[SUPPLIED MATERIAL start]

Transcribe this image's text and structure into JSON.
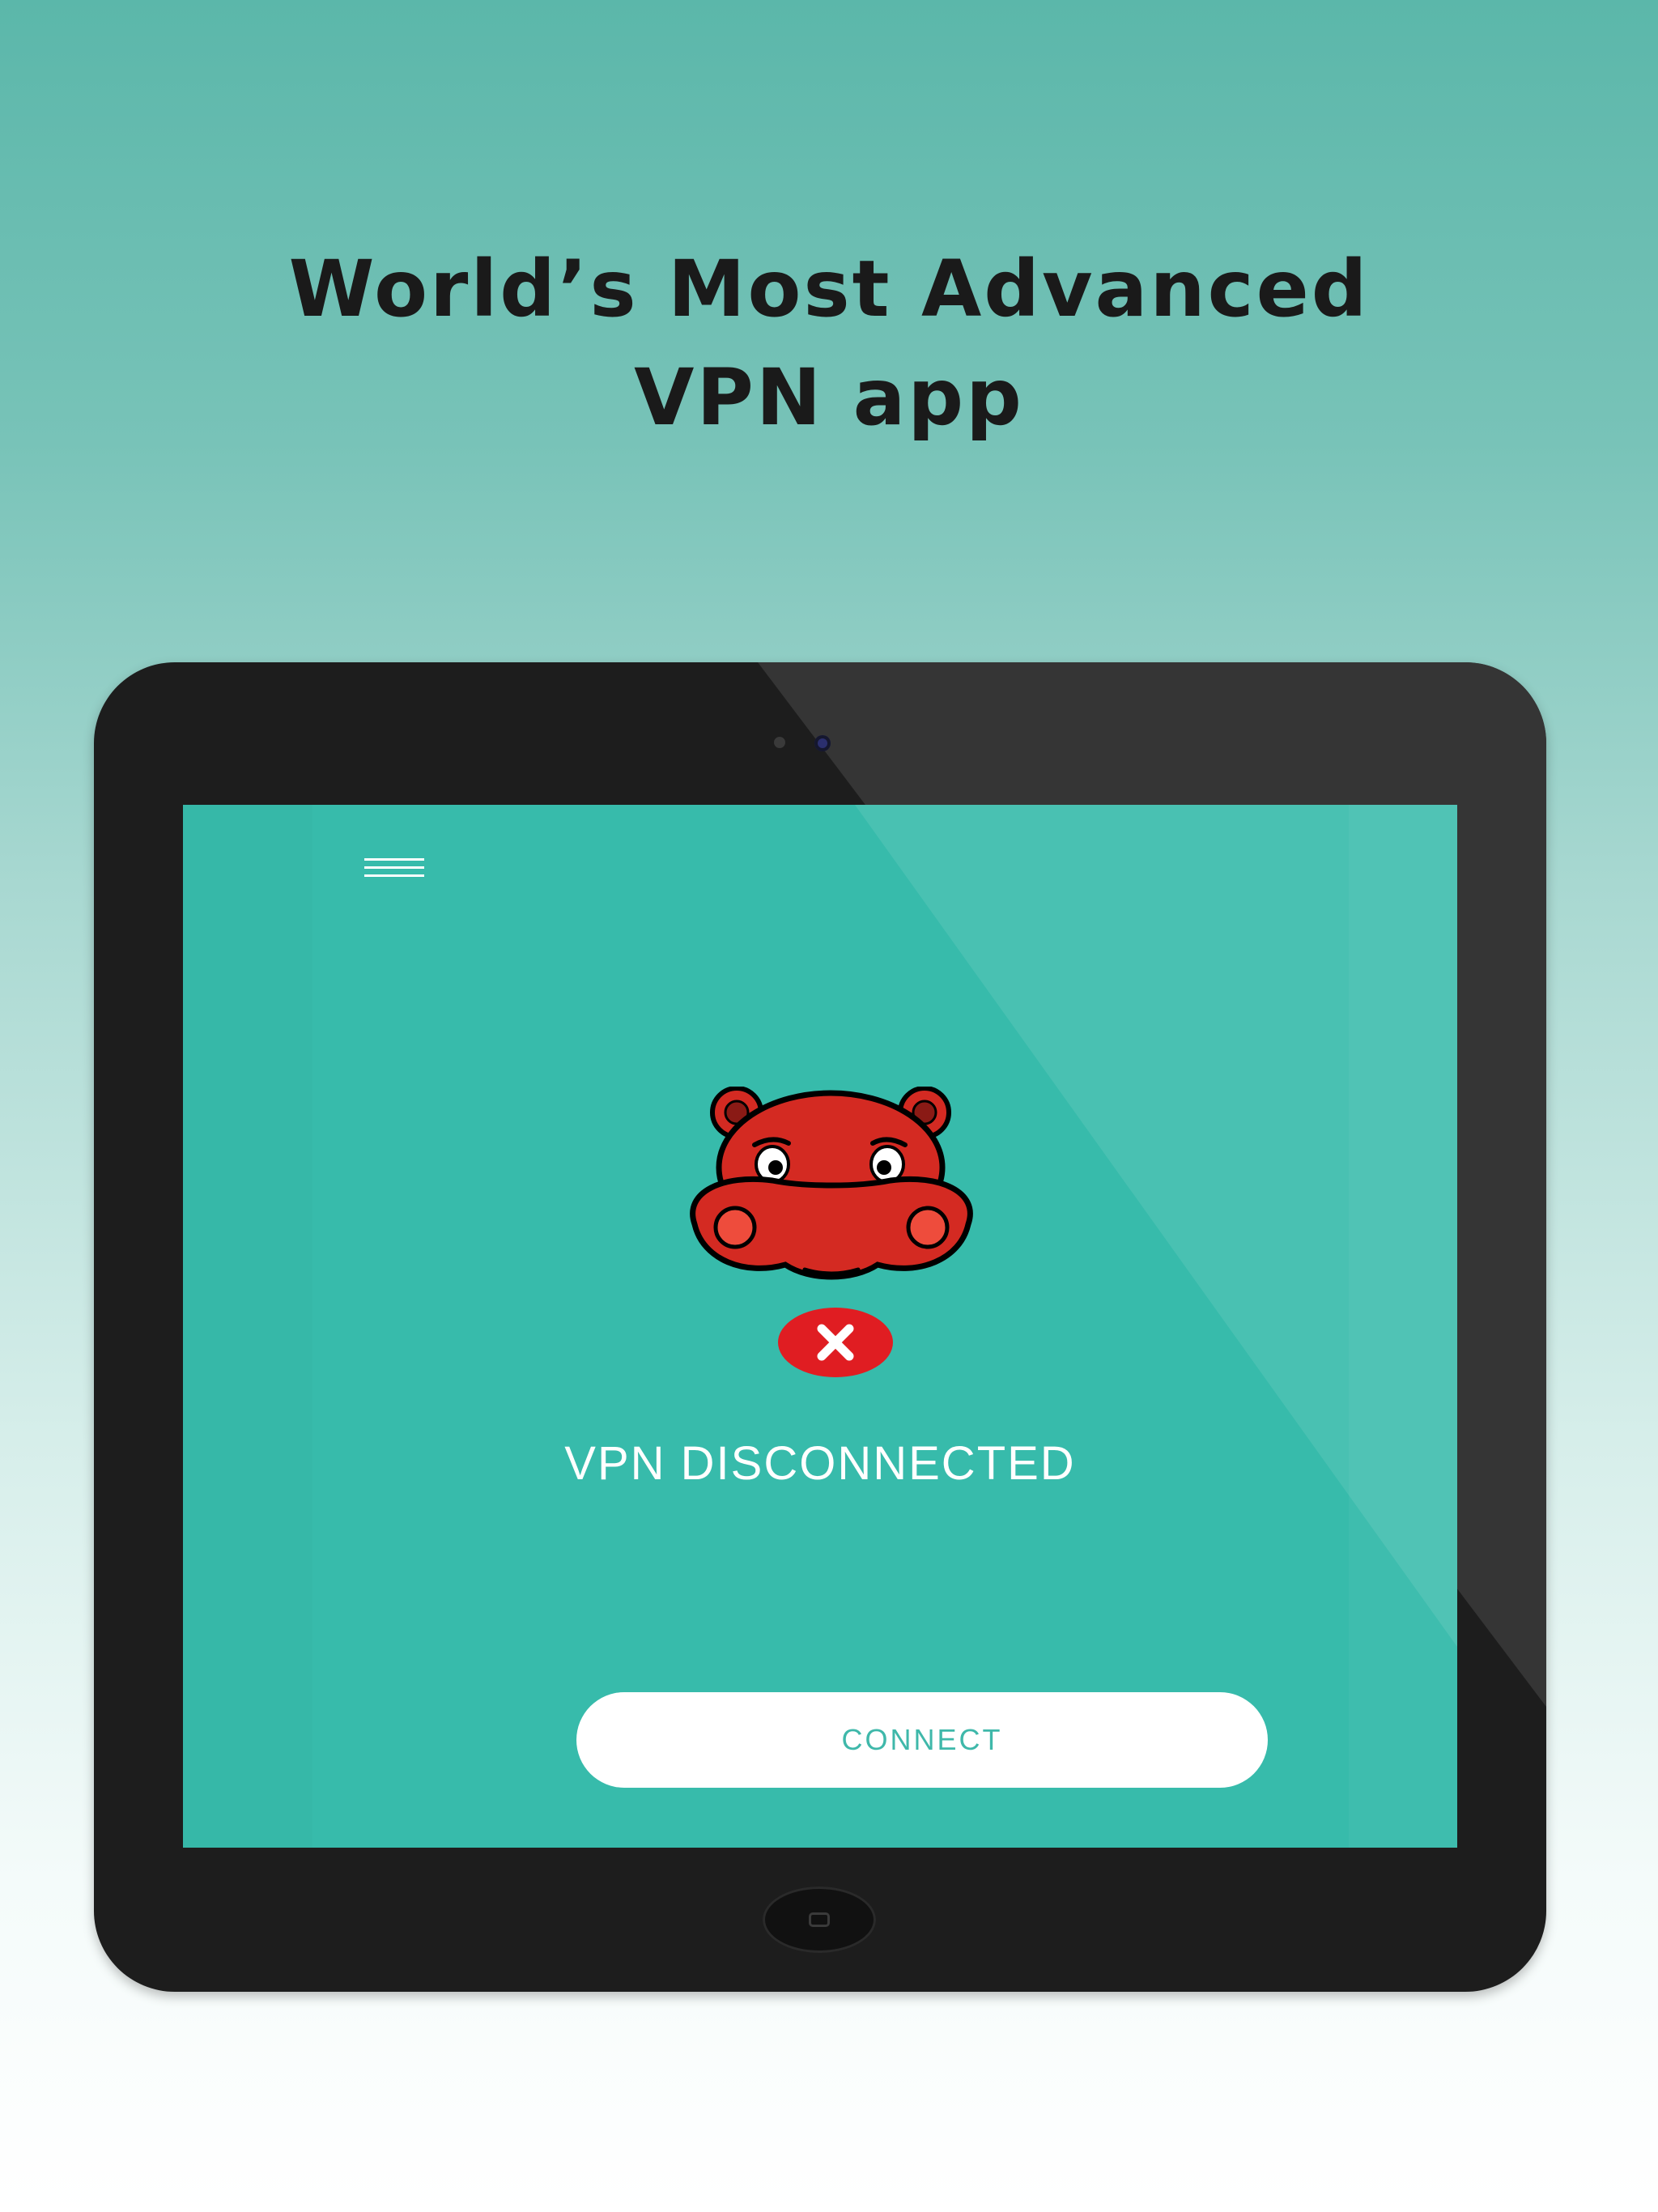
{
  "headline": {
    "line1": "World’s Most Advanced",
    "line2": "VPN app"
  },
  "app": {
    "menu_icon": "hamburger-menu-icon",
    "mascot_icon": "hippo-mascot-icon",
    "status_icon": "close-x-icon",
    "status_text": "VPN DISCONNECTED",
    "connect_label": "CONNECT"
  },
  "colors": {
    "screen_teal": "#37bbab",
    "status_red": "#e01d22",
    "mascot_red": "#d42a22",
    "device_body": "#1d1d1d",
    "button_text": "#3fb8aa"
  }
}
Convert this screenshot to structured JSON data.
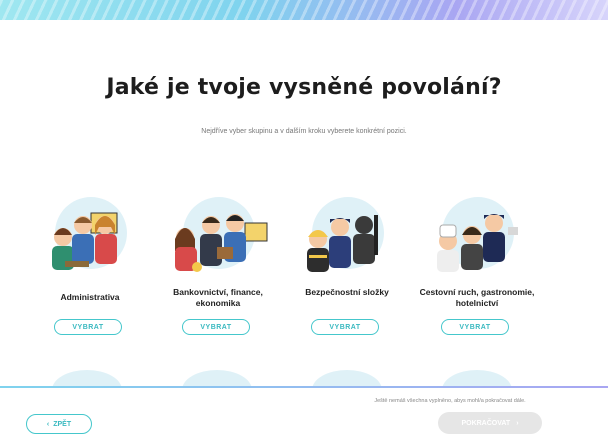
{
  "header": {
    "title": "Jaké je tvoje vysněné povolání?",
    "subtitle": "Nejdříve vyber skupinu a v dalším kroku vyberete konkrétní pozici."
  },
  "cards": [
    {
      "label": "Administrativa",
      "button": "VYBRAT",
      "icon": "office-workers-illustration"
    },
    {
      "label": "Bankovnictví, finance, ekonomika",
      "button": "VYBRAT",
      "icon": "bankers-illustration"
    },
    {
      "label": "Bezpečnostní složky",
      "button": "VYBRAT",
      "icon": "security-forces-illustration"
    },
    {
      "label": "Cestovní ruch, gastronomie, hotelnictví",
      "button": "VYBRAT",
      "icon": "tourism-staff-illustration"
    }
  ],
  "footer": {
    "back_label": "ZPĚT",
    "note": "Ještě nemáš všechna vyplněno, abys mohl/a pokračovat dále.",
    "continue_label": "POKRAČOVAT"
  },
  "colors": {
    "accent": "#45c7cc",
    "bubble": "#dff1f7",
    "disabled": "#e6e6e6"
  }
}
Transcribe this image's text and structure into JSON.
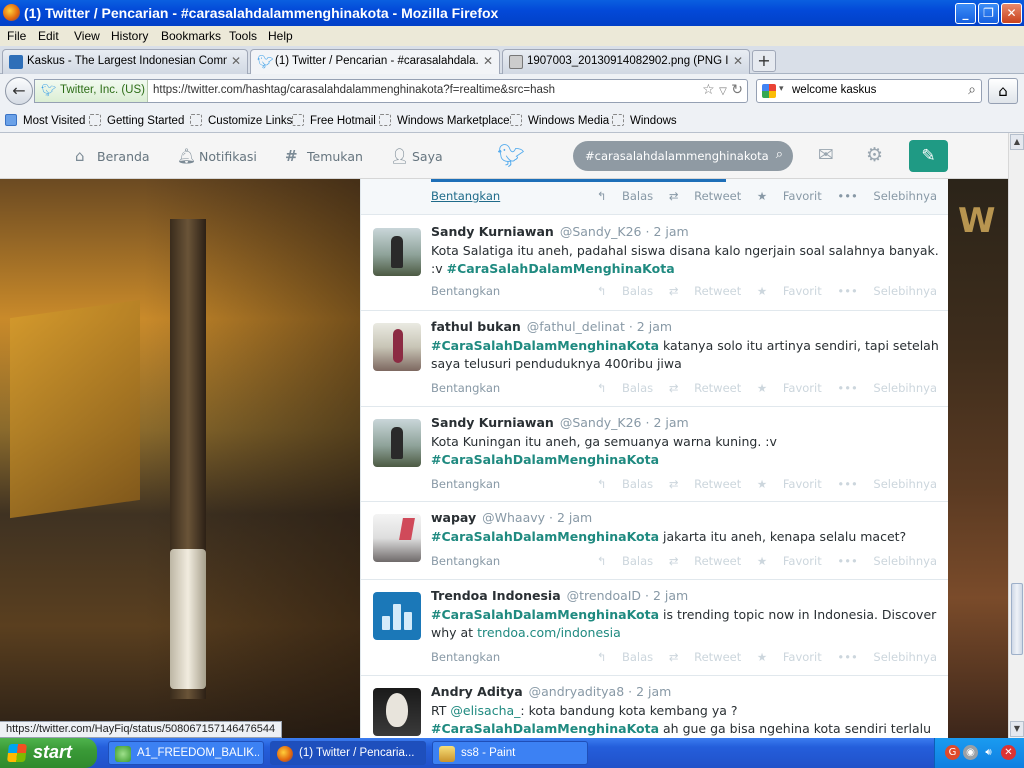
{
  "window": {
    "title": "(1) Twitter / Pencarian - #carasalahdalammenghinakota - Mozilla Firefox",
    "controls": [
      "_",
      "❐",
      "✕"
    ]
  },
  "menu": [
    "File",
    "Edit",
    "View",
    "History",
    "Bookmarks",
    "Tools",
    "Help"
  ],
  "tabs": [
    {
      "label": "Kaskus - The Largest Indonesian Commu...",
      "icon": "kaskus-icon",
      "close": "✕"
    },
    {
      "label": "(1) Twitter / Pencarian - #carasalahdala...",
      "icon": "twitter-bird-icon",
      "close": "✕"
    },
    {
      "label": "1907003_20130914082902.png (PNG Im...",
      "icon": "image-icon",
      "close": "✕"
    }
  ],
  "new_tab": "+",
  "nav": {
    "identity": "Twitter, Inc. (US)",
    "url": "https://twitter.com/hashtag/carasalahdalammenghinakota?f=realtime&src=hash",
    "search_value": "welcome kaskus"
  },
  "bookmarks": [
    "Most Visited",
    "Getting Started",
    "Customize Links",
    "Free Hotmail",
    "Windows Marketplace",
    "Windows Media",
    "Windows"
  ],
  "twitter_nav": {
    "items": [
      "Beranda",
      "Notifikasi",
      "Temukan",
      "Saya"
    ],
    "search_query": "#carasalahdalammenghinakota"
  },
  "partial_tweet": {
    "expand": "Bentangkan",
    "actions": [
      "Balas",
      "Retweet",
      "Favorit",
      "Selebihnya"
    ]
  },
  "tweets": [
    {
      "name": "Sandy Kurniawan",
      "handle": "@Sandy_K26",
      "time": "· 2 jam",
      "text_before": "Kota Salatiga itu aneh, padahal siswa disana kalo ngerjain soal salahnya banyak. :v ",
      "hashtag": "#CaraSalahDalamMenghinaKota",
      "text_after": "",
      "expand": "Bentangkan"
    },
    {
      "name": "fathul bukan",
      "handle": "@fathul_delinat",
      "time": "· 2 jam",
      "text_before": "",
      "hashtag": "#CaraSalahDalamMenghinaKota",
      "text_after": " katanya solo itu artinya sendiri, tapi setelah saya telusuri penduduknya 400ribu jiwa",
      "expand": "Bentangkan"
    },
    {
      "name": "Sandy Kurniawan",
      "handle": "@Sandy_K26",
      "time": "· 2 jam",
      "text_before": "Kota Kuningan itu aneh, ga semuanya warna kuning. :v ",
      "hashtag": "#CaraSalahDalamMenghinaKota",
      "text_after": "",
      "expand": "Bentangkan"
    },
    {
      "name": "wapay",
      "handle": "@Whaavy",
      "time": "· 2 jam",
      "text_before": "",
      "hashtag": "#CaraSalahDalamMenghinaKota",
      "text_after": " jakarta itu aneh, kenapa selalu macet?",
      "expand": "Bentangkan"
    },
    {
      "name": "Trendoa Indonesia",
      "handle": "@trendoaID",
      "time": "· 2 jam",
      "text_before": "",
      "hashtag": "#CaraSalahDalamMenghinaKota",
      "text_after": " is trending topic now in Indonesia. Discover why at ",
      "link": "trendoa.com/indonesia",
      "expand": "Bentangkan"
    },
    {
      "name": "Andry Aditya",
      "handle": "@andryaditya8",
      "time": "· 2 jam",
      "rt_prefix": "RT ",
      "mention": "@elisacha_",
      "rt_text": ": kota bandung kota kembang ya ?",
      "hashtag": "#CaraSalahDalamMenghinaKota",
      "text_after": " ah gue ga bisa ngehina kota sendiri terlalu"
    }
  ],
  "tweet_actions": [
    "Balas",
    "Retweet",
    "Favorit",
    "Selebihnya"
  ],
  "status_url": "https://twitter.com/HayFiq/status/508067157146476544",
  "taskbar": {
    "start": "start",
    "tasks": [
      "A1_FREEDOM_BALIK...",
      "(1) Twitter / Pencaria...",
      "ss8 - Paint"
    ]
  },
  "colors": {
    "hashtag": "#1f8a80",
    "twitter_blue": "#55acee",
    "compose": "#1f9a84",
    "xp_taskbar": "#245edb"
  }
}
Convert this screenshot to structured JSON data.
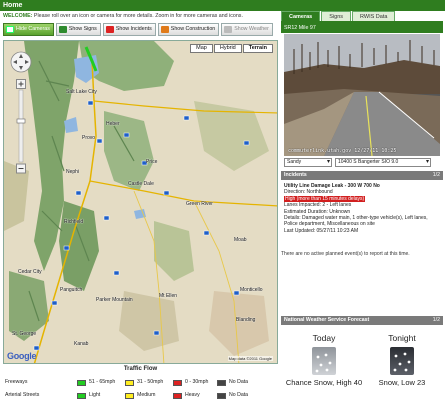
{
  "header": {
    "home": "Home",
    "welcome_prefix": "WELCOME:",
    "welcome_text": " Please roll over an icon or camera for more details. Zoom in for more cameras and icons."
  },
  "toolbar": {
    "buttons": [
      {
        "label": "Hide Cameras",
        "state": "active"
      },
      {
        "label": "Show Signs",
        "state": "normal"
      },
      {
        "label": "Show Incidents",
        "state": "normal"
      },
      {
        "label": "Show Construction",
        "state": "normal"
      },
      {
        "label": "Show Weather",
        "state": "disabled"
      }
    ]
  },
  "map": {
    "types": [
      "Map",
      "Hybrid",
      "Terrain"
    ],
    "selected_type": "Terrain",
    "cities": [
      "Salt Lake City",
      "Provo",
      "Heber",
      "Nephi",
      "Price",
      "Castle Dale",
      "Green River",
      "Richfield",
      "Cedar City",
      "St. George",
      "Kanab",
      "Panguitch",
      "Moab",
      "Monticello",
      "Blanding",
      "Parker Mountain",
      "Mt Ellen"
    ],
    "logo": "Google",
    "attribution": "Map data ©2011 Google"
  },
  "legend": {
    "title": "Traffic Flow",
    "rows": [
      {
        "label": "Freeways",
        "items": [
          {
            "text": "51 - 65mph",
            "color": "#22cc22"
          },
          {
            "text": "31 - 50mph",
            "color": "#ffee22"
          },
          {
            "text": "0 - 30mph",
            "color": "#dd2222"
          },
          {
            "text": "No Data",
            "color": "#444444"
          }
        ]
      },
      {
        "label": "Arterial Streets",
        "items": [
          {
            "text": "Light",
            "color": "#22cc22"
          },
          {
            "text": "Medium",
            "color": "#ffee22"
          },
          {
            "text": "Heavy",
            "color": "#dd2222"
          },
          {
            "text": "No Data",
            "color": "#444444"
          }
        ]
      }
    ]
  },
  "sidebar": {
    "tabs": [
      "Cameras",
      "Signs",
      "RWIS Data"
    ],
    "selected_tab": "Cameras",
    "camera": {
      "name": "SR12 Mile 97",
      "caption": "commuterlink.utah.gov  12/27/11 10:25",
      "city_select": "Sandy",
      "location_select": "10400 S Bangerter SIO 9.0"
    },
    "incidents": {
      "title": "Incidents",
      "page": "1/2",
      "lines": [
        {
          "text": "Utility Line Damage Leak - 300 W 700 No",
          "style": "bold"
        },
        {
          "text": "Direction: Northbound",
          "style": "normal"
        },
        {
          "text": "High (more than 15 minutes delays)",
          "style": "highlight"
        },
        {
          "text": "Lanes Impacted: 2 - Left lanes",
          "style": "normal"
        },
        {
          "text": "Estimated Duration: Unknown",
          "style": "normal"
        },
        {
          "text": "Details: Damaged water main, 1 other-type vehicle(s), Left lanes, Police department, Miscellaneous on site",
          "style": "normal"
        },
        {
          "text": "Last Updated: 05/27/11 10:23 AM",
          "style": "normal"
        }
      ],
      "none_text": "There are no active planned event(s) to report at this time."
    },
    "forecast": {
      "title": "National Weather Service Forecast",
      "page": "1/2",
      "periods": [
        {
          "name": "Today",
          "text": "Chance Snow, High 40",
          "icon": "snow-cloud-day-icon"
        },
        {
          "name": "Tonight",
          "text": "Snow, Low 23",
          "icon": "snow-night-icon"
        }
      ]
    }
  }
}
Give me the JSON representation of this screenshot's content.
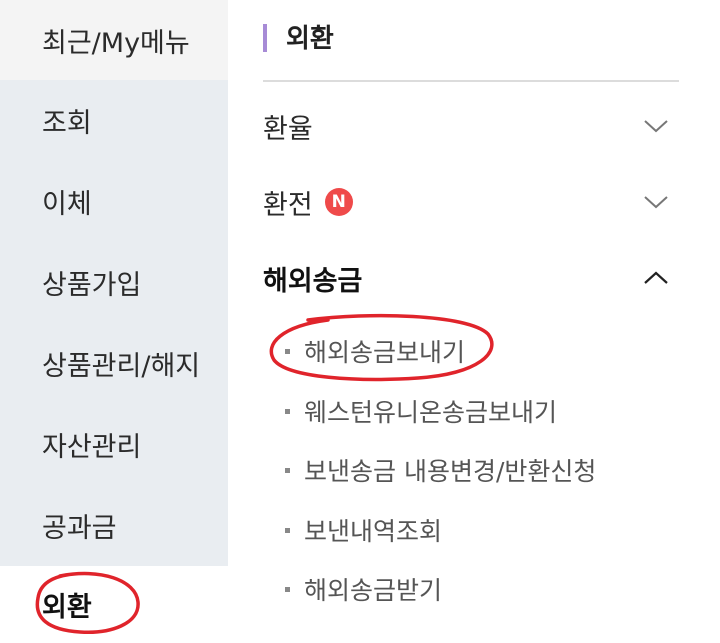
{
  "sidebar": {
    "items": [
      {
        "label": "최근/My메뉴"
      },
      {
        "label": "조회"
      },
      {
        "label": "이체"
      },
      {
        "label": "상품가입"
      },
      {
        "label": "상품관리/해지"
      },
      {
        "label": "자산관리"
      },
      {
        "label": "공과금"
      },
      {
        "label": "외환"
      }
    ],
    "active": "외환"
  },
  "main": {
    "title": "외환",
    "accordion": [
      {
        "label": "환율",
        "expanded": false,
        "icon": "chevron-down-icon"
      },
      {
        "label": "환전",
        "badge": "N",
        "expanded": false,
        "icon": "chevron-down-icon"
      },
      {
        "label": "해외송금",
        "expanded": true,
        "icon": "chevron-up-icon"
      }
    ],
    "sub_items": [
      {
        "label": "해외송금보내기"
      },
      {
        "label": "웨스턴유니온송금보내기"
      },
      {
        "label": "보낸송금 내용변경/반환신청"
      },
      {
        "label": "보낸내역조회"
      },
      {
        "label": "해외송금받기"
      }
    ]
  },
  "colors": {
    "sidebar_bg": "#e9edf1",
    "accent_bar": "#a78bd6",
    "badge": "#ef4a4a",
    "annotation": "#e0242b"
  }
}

[SUPPLIED MATERIAL end]

WORK REQUIRED: Beginning at the line that contains "Give me the", retype each line of the data above through the very last one. Do not retype the pictures.

RIGHT ANSWER:
Give me the JSON representation of this screenshot's content.
{
  "sidebar": {
    "items": [
      {
        "label": "최근/My메뉴"
      },
      {
        "label": "조회"
      },
      {
        "label": "이체"
      },
      {
        "label": "상품가입"
      },
      {
        "label": "상품관리/해지"
      },
      {
        "label": "자산관리"
      },
      {
        "label": "공과금"
      },
      {
        "label": "외환"
      }
    ],
    "active": "외환"
  },
  "main": {
    "title": "외환",
    "accordion": [
      {
        "label": "환율",
        "expanded": false,
        "icon": "chevron-down-icon"
      },
      {
        "label": "환전",
        "badge": "N",
        "expanded": false,
        "icon": "chevron-down-icon"
      },
      {
        "label": "해외송금",
        "expanded": true,
        "icon": "chevron-up-icon"
      }
    ],
    "sub_items": [
      {
        "label": "해외송금보내기"
      },
      {
        "label": "웨스턴유니온송금보내기"
      },
      {
        "label": "보낸송금 내용변경/반환신청"
      },
      {
        "label": "보낸내역조회"
      },
      {
        "label": "해외송금받기"
      }
    ]
  },
  "colors": {
    "sidebar_bg": "#e9edf1",
    "accent_bar": "#a78bd6",
    "badge": "#ef4a4a",
    "annotation": "#e0242b"
  }
}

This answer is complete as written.